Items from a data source
☆ ☆ ☆ ☆ ☆ ☆ ☆
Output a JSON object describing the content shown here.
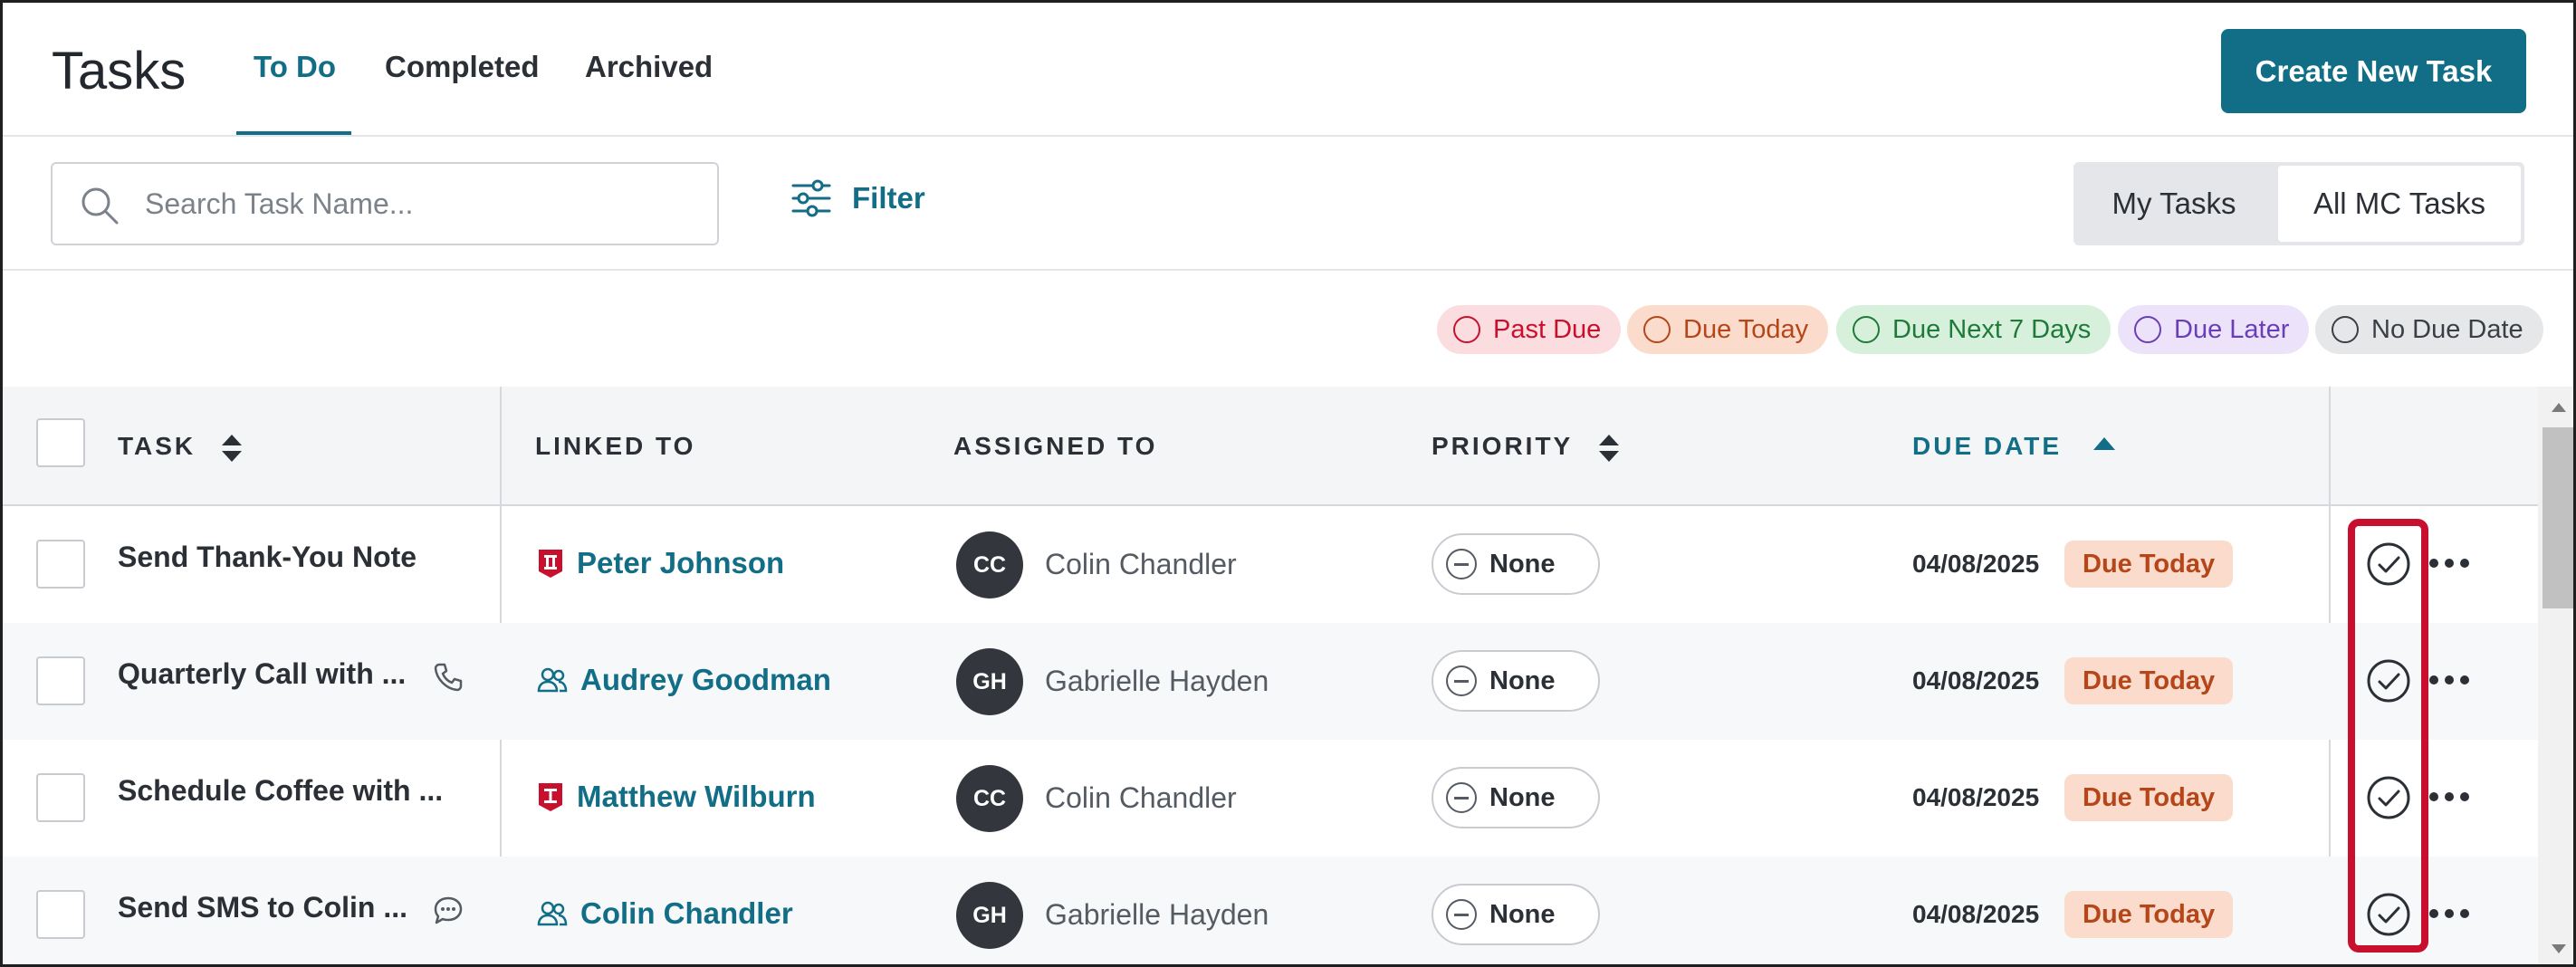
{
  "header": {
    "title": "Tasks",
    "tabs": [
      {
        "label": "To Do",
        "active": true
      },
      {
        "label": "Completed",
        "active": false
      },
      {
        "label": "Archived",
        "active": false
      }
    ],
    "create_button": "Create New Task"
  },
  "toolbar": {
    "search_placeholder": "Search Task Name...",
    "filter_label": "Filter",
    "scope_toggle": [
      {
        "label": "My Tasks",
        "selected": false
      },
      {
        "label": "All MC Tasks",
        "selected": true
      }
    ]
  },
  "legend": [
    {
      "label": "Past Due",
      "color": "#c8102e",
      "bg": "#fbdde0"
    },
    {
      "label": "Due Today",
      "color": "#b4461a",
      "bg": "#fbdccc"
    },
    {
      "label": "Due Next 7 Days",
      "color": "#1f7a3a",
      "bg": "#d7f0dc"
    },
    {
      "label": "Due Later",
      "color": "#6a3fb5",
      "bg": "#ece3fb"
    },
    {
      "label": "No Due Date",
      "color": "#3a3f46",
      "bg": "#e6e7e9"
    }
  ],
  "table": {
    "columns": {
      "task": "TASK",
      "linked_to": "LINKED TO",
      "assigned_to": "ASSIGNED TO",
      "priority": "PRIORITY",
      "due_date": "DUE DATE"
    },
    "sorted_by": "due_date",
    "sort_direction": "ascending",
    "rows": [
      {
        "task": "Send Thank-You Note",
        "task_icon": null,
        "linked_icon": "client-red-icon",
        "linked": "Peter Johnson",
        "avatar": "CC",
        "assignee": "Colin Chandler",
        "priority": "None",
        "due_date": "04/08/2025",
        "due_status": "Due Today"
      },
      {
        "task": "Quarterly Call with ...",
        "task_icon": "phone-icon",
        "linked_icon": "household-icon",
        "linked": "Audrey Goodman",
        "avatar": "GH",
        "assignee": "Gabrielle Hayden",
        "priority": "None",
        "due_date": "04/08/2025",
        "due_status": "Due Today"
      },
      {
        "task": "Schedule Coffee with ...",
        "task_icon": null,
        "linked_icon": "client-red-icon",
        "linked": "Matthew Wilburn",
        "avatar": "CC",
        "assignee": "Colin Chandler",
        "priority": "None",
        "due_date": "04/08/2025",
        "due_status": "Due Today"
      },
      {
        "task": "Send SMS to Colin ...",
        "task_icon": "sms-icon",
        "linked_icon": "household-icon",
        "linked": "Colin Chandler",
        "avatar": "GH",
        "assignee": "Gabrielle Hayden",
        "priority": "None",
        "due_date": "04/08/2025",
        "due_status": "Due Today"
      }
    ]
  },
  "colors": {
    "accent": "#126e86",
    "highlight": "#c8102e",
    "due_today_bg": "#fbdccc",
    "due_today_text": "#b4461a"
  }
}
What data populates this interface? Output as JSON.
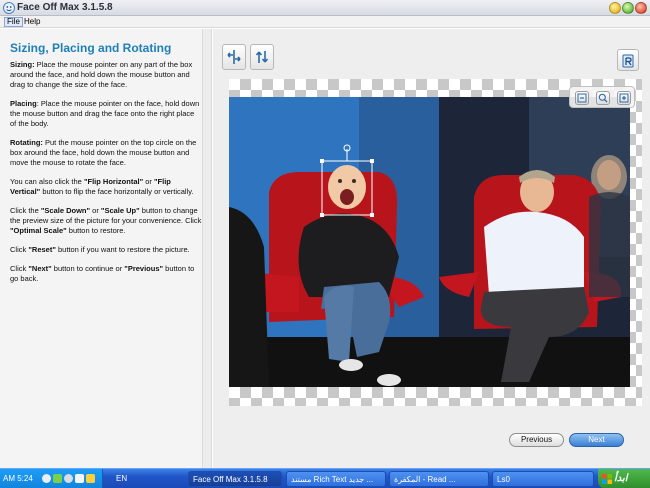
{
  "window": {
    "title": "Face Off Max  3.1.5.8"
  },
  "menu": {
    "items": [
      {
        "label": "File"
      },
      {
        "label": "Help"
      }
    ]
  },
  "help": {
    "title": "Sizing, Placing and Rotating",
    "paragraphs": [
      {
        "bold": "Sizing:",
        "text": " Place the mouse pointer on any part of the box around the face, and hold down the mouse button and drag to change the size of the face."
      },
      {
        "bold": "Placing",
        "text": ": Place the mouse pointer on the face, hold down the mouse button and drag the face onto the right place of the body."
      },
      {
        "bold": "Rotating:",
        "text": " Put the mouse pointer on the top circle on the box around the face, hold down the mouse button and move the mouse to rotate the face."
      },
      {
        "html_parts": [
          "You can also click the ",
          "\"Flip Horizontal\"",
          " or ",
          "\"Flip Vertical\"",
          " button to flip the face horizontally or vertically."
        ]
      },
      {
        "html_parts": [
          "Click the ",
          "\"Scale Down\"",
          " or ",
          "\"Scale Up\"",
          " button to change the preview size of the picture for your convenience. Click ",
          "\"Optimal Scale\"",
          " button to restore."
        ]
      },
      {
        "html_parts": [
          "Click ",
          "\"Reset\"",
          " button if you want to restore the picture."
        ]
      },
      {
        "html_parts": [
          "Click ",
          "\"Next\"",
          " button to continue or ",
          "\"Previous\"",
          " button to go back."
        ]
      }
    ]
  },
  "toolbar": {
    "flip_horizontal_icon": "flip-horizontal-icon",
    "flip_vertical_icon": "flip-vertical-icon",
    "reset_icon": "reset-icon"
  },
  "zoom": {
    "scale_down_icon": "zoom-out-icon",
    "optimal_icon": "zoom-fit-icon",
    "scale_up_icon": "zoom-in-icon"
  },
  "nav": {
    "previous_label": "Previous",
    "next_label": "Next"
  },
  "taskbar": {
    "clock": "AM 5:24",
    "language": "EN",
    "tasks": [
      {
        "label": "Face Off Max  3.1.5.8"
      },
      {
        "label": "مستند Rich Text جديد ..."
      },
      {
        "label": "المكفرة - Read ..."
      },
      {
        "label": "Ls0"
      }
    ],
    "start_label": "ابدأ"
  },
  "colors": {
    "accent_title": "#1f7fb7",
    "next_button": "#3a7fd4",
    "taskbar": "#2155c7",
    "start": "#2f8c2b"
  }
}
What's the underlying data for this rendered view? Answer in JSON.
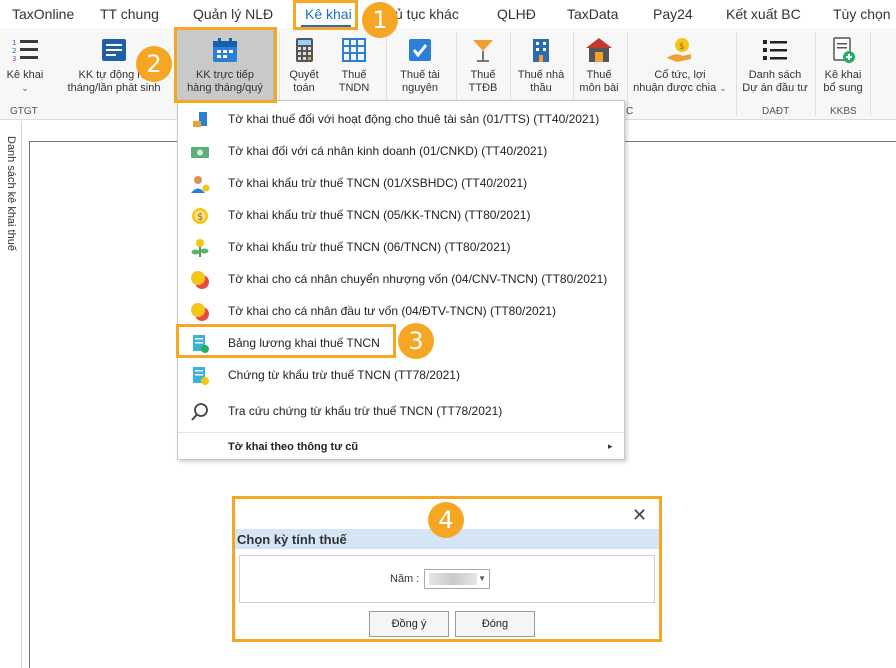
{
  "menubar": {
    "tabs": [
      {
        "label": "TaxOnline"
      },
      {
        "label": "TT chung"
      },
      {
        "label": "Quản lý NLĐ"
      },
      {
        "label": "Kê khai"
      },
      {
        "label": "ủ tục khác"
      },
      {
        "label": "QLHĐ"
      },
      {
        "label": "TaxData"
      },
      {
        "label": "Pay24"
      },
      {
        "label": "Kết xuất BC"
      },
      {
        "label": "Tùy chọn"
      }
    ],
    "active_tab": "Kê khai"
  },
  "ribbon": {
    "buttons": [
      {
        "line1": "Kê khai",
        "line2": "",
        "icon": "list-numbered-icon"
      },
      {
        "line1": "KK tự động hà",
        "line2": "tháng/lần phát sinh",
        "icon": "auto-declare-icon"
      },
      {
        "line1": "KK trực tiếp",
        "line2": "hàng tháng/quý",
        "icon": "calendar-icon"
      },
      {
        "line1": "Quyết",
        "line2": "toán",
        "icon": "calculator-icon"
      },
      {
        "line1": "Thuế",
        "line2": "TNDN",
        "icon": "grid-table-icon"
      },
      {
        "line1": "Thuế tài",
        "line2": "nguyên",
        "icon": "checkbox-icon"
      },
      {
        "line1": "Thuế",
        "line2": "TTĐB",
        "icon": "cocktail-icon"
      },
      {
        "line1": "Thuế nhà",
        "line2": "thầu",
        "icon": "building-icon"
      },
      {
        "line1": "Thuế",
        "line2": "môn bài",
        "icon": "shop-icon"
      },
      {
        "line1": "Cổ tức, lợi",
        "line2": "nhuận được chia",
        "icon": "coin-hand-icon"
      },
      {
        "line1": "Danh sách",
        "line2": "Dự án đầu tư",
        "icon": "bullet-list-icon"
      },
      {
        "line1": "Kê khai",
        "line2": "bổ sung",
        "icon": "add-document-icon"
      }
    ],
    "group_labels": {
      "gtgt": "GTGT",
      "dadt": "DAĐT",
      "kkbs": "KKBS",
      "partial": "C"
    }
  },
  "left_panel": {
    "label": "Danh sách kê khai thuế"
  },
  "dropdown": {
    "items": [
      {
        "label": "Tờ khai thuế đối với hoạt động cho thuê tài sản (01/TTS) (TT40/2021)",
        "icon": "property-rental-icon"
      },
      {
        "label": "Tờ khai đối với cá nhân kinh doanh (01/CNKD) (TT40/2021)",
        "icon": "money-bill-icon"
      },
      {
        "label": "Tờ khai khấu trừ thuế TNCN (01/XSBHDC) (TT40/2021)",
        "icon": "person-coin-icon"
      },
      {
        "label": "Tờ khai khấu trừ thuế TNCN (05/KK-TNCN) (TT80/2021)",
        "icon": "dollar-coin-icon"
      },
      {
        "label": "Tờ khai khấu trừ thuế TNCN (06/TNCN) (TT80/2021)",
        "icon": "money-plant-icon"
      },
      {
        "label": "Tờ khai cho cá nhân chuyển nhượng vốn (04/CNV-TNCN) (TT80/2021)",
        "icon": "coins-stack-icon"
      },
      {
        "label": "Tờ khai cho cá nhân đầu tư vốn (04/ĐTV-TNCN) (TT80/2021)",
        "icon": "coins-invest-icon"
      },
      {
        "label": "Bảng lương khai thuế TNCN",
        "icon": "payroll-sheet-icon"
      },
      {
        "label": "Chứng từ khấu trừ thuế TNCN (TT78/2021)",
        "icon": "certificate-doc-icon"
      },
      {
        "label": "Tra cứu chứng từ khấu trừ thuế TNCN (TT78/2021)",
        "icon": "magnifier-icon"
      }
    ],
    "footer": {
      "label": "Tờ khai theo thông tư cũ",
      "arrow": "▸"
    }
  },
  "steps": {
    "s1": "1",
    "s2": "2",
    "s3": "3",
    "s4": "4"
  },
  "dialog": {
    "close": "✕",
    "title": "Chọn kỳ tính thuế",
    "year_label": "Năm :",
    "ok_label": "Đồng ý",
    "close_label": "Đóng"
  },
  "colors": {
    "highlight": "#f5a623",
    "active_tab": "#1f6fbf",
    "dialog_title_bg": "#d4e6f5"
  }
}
☆ ☆ ☆ ☆ ☆ ☆ ☆
» **Your task**: Return, from the data, each line that has the word "Colin" in it.

» **Answer for this exercise**:
        "assignee": "Colin Chandler",
        "assignee": "Colin Chandler",
        "task": "Send SMS to Colin ...",
        "linked": "Colin Chandler",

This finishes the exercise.